Transcribe all of the material exactly. Any picture in it should be left out.

'''

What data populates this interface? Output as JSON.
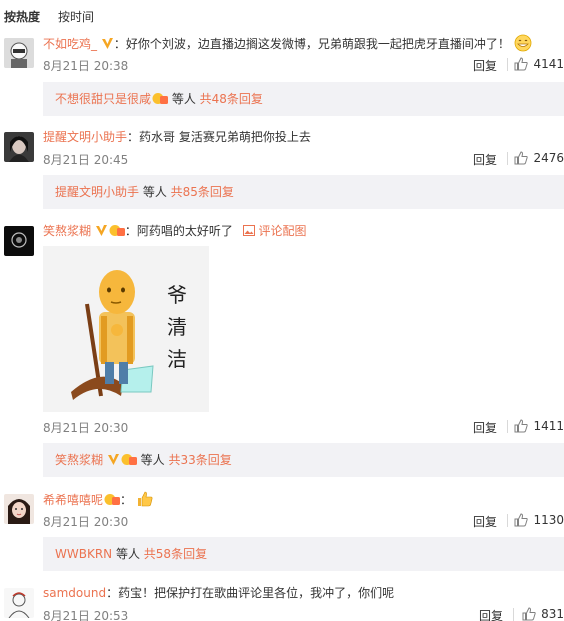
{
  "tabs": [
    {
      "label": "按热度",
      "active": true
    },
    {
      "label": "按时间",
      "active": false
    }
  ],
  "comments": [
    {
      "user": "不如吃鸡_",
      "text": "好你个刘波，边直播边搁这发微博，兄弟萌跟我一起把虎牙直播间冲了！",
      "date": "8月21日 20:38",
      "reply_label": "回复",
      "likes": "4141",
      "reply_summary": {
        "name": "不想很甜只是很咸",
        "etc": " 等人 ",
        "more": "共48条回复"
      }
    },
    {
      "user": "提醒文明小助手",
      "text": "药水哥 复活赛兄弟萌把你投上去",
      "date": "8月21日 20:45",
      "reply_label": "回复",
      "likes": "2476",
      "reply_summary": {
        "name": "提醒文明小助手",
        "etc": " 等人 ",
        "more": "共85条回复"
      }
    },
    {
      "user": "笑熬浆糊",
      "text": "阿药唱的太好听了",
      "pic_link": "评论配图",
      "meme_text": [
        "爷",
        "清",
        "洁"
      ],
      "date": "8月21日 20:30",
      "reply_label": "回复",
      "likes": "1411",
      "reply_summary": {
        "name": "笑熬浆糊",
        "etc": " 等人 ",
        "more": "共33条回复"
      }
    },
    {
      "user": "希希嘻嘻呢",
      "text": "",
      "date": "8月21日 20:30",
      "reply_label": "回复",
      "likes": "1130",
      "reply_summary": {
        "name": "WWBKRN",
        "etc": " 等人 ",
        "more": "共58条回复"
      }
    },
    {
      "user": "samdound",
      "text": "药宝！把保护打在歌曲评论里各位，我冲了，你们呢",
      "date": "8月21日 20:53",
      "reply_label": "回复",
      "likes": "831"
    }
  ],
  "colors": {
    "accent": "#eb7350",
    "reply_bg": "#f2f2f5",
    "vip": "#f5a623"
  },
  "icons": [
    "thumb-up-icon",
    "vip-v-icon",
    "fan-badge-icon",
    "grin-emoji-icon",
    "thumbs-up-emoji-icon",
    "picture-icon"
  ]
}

'''

__Solution to this task__.
What data populates this interface? Output as JSON.
{
  "tabs": [
    {
      "label": "按热度",
      "active": true
    },
    {
      "label": "按时间",
      "active": false
    }
  ],
  "comments": [
    {
      "user": "不如吃鸡_",
      "text": "好你个刘波，边直播边搁这发微博，兄弟萌跟我一起把虎牙直播间冲了！",
      "date": "8月21日 20:38",
      "reply_label": "回复",
      "likes": "4141",
      "reply_summary": {
        "name": "不想很甜只是很咸",
        "etc": " 等人 ",
        "more": "共48条回复"
      }
    },
    {
      "user": "提醒文明小助手",
      "text": "药水哥 复活赛兄弟萌把你投上去",
      "date": "8月21日 20:45",
      "reply_label": "回复",
      "likes": "2476",
      "reply_summary": {
        "name": "提醒文明小助手",
        "etc": " 等人 ",
        "more": "共85条回复"
      }
    },
    {
      "user": "笑熬浆糊",
      "text": "阿药唱的太好听了",
      "pic_link": "评论配图",
      "meme_text": [
        "爷",
        "清",
        "洁"
      ],
      "date": "8月21日 20:30",
      "reply_label": "回复",
      "likes": "1411",
      "reply_summary": {
        "name": "笑熬浆糊",
        "etc": " 等人 ",
        "more": "共33条回复"
      }
    },
    {
      "user": "希希嘻嘻呢",
      "text": "",
      "date": "8月21日 20:30",
      "reply_label": "回复",
      "likes": "1130",
      "reply_summary": {
        "name": "WWBKRN",
        "etc": " 等人 ",
        "more": "共58条回复"
      }
    },
    {
      "user": "samdound",
      "text": "药宝！把保护打在歌曲评论里各位，我冲了，你们呢",
      "date": "8月21日 20:53",
      "reply_label": "回复",
      "likes": "831"
    }
  ],
  "colors": {
    "accent": "#eb7350",
    "reply_bg": "#f2f2f5",
    "vip": "#f5a623"
  },
  "icons": [
    "thumb-up-icon",
    "vip-v-icon",
    "fan-badge-icon",
    "grin-emoji-icon",
    "thumbs-up-emoji-icon",
    "picture-icon"
  ]
}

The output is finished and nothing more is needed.